THE EXERCISE:
Would you pull out every line of the material that contains the string "JSON"?
-------- INFORMATION PROVIDED
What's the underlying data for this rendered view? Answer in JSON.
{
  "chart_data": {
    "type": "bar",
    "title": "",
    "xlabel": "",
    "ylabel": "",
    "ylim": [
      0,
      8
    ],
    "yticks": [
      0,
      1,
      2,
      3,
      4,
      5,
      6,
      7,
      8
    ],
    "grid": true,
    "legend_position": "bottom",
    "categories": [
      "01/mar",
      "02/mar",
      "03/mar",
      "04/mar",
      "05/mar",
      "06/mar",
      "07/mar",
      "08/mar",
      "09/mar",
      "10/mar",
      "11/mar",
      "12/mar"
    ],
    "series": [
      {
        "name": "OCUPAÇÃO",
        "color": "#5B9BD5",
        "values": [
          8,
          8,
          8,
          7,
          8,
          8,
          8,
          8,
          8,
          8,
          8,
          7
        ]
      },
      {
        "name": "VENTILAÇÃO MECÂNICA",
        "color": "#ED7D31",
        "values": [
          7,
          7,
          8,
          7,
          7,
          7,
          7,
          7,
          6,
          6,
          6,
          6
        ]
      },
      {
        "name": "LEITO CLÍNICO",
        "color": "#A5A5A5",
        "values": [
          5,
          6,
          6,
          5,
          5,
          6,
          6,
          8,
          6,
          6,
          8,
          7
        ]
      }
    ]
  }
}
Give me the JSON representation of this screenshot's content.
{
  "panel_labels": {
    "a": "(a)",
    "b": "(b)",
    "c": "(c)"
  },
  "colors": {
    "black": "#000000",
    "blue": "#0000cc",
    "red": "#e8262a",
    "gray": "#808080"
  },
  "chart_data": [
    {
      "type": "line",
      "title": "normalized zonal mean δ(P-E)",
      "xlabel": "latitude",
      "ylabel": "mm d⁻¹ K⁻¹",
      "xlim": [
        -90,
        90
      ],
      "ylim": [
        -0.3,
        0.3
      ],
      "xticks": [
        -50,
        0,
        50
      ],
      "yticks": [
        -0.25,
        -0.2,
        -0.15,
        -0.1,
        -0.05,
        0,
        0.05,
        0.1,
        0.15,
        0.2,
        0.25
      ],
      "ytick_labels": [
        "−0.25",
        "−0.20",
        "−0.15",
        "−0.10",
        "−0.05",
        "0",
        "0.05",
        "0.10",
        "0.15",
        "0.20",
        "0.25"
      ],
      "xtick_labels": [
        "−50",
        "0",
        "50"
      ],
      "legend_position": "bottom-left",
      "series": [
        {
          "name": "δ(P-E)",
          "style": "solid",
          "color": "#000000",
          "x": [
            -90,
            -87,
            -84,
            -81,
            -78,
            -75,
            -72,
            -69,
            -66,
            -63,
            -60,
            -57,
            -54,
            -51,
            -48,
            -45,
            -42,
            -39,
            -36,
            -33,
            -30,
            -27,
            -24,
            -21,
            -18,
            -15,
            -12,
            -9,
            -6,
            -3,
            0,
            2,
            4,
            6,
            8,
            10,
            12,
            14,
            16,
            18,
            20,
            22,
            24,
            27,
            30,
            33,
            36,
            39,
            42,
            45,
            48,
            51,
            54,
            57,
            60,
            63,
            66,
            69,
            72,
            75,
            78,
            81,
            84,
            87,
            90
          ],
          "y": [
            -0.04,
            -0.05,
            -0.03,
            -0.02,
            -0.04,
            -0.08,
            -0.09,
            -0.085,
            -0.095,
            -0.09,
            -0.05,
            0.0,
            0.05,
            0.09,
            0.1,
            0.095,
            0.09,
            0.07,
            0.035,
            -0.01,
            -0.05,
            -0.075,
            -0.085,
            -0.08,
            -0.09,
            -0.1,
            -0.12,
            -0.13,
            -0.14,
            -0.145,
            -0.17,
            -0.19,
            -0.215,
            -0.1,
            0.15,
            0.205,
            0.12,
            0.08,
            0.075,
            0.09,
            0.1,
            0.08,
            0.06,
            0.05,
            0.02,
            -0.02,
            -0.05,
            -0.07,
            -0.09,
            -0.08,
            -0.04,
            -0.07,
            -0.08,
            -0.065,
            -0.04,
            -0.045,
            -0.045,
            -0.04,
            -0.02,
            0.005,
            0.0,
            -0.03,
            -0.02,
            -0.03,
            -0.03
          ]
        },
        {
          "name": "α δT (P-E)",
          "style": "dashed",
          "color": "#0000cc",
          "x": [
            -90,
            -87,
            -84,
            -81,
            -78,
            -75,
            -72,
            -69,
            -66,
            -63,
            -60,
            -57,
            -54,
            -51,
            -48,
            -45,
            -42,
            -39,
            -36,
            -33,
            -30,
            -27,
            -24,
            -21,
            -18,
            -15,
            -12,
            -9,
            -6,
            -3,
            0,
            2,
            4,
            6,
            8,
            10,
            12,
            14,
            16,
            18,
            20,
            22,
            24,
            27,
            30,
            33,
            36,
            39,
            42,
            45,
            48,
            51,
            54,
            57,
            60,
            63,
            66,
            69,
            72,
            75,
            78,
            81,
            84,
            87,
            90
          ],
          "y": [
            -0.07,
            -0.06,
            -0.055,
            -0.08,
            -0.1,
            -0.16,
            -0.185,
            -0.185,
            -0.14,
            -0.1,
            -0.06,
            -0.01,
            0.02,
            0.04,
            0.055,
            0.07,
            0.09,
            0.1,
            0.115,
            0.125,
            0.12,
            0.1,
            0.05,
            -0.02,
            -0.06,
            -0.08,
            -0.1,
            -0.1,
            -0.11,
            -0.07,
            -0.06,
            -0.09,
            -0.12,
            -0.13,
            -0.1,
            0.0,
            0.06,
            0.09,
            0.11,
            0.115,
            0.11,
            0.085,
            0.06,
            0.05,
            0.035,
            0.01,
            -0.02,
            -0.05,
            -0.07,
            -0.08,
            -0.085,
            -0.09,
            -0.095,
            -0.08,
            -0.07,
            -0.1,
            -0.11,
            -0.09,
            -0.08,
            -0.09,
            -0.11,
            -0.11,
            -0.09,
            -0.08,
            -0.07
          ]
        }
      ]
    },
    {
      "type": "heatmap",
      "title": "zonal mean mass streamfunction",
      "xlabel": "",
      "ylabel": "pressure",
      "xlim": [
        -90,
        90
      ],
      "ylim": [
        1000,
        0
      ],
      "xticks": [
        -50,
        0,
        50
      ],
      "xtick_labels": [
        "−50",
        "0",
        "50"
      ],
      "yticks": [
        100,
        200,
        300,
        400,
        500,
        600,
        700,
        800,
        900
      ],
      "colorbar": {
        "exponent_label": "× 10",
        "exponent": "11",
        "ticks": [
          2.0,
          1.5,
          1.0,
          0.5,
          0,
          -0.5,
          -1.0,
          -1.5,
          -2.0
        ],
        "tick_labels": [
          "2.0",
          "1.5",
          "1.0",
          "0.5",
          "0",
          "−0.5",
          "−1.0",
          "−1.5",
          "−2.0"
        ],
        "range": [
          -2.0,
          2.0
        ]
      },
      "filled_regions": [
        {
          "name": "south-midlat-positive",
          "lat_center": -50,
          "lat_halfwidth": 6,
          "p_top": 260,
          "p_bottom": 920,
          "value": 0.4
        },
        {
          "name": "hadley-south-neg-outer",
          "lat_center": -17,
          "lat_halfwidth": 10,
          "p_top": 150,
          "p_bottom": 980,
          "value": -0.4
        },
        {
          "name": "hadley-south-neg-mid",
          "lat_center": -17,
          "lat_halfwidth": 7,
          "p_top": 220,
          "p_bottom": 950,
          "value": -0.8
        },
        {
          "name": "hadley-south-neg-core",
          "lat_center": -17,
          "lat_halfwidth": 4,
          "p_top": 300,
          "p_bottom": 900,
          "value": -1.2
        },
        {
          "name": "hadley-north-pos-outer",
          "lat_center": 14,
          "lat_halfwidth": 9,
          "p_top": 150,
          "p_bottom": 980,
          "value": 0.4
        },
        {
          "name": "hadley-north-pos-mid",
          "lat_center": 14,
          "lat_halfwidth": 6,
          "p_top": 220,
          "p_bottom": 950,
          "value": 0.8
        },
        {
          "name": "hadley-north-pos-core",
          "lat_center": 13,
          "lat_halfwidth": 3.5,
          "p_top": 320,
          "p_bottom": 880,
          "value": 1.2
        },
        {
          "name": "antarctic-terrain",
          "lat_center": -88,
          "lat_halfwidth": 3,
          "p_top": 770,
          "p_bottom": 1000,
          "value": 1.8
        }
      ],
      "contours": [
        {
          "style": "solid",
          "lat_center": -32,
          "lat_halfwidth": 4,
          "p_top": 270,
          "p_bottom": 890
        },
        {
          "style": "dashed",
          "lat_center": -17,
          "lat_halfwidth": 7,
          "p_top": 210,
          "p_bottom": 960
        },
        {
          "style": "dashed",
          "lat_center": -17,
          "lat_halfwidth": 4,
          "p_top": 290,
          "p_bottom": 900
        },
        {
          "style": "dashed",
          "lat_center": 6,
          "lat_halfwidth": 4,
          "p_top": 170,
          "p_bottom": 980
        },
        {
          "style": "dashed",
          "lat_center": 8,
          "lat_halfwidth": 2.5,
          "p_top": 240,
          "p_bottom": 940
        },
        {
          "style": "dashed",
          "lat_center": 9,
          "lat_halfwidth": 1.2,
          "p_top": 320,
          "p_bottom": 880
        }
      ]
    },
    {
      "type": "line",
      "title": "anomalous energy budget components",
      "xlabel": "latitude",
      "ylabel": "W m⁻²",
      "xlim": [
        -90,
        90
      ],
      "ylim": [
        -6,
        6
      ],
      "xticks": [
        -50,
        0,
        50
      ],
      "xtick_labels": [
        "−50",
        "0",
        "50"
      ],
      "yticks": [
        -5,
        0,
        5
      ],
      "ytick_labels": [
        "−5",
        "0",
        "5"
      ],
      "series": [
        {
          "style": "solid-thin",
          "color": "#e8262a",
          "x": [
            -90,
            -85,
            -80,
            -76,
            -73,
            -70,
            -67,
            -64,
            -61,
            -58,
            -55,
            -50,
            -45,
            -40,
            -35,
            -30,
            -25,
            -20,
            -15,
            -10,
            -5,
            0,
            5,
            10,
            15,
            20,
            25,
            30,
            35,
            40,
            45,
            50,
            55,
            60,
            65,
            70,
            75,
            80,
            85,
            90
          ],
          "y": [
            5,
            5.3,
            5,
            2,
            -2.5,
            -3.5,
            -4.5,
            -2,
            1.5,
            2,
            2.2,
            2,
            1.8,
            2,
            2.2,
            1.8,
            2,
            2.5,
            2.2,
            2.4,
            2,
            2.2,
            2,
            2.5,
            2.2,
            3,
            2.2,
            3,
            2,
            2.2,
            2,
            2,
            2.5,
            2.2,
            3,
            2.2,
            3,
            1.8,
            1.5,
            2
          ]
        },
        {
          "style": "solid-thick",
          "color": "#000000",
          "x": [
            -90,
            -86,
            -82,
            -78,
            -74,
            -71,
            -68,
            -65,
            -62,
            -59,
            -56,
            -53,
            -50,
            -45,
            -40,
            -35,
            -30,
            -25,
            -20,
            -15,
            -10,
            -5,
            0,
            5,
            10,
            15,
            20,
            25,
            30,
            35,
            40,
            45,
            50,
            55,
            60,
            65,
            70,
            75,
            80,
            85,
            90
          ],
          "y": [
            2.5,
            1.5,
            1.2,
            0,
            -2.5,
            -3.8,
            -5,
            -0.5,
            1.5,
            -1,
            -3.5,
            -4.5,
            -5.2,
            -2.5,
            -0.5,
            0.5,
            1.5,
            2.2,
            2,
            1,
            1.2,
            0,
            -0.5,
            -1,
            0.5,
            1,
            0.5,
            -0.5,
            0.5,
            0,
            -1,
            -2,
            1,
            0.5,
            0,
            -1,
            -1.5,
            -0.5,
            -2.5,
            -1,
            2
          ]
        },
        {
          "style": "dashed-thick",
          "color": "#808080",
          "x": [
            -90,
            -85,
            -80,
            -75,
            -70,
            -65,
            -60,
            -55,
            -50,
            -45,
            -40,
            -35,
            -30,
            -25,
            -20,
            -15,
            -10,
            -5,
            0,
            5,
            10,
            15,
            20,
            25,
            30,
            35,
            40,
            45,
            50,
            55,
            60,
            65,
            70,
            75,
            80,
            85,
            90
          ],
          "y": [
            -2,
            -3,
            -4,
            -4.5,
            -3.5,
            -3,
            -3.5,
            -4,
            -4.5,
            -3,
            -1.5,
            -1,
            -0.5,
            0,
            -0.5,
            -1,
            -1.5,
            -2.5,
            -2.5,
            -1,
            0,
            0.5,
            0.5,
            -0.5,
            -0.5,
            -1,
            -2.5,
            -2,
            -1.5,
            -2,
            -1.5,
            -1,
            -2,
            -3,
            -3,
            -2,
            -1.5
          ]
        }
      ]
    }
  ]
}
----------------
THE ANSWER:
What's the underlying data for this rendered view? Answer in JSON.
Give me the JSON representation of this screenshot's content.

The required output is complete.